* **WHAT YOU SHOULD DO**
Pick out each line of the records that includes the string "type", and copy it.

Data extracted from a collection
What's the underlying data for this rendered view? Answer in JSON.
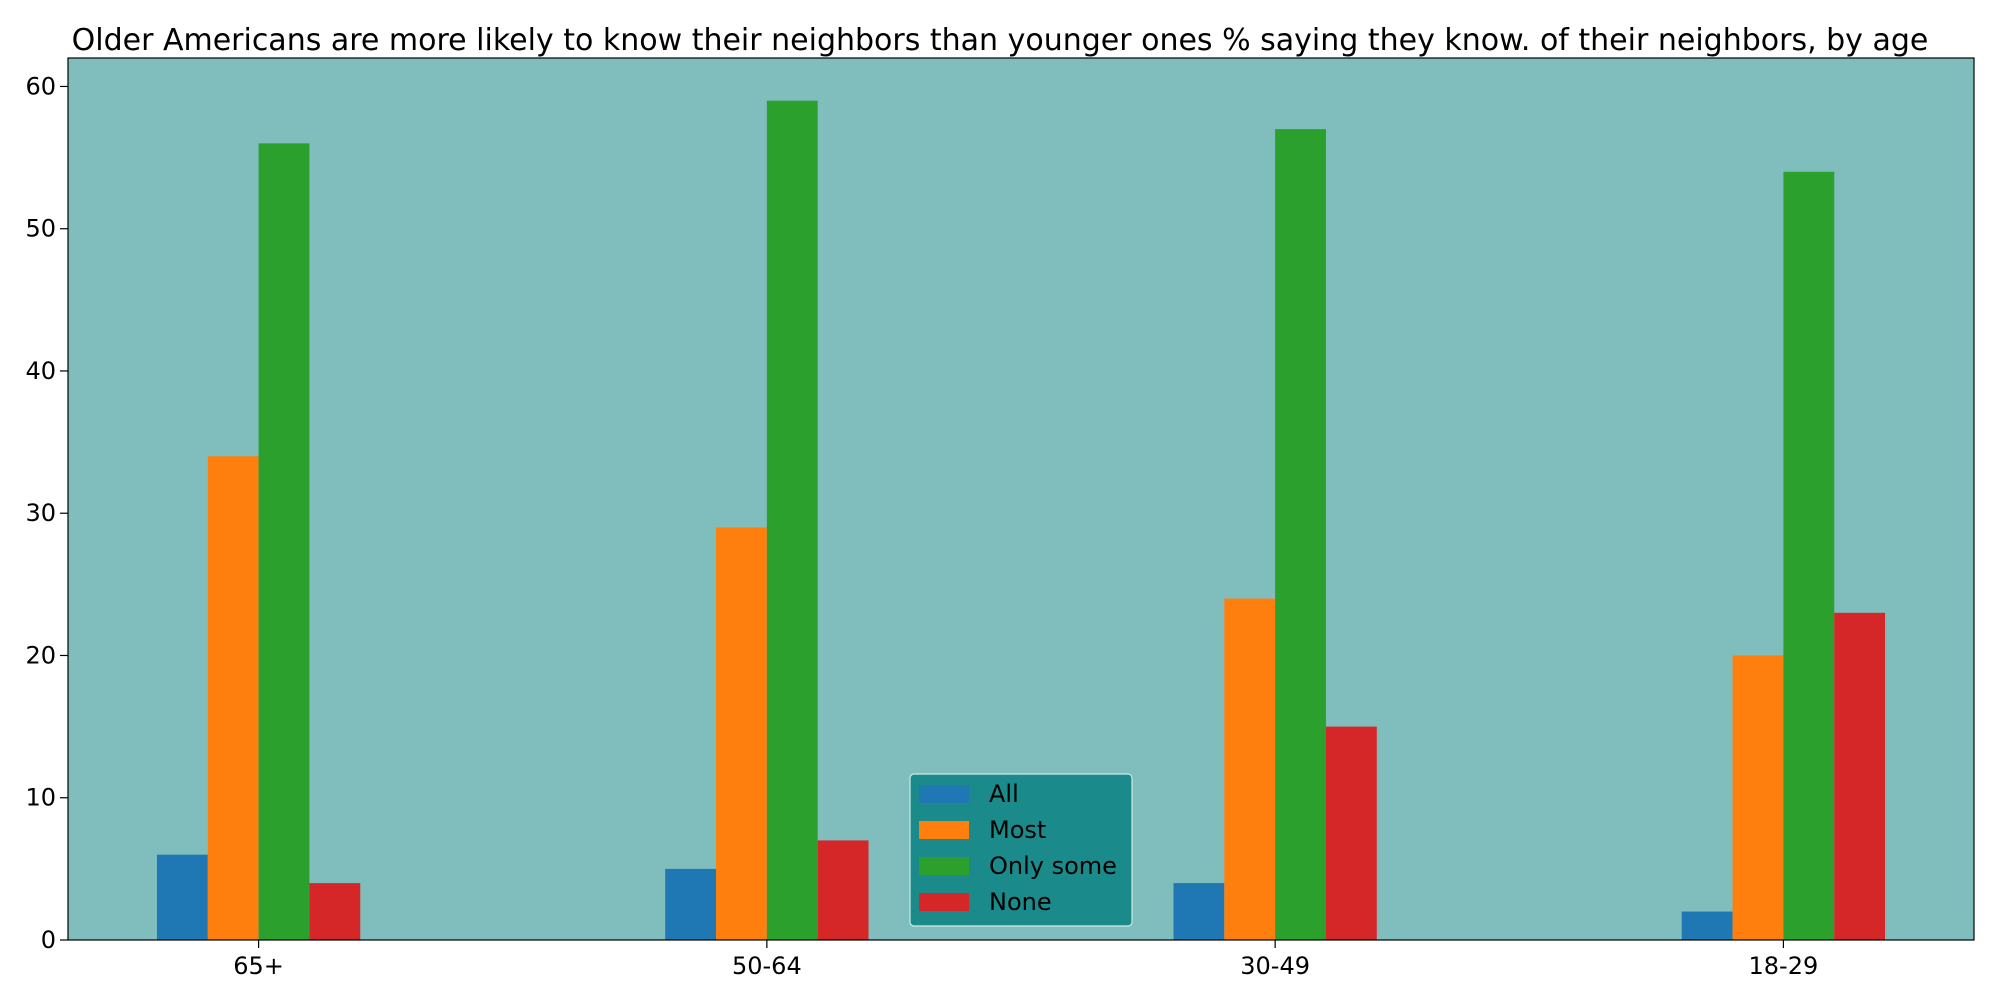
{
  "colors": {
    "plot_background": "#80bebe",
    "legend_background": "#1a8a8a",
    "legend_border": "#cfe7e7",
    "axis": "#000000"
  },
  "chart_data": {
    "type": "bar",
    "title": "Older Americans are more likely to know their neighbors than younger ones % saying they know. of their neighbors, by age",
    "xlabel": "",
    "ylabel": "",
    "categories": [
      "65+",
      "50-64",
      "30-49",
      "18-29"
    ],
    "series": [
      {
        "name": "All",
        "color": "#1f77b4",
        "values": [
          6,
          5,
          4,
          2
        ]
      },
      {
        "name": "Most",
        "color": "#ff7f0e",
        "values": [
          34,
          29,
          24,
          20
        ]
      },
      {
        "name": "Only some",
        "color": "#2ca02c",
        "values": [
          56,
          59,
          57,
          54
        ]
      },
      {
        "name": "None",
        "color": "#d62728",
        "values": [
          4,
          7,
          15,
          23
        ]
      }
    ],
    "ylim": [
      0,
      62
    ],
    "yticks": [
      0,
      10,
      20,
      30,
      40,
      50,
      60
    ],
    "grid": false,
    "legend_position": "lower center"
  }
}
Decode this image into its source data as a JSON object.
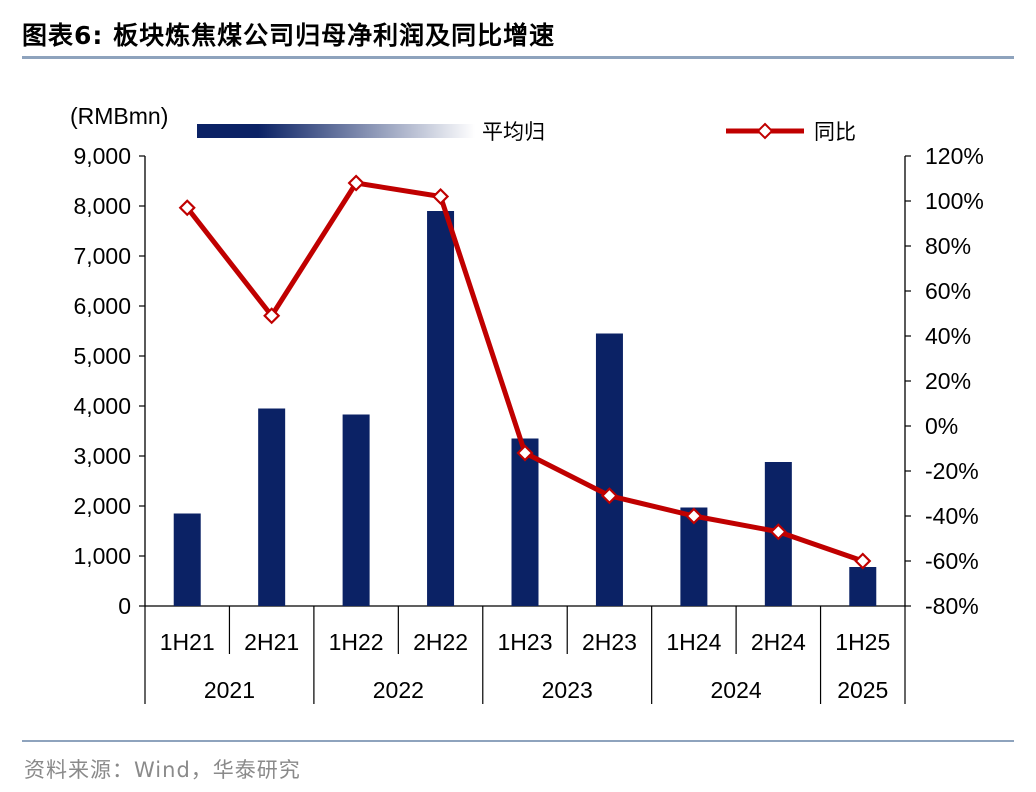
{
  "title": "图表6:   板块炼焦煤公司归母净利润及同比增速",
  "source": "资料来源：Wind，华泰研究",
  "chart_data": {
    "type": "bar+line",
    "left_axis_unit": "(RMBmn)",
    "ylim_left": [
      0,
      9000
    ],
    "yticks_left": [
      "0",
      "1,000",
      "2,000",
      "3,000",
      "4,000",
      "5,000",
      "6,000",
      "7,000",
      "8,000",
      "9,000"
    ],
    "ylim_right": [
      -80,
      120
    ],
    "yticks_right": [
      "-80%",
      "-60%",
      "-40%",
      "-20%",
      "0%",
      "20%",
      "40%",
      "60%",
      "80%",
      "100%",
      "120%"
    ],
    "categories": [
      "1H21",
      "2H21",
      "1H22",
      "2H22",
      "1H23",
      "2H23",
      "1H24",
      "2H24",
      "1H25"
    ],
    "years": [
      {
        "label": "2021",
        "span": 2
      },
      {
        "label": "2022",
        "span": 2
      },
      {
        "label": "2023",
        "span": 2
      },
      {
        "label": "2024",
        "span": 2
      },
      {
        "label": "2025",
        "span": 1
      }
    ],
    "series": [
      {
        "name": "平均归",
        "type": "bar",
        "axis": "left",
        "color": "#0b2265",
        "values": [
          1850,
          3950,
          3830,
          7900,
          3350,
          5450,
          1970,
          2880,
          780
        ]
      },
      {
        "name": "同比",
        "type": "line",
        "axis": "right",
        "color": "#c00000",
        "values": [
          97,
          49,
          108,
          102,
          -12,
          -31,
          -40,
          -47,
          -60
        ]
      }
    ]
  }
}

* **PROBLEM SOLUTION**
    "type": "bar",
    "type": "bar+line",
        "type": "bar",
        "type": "line",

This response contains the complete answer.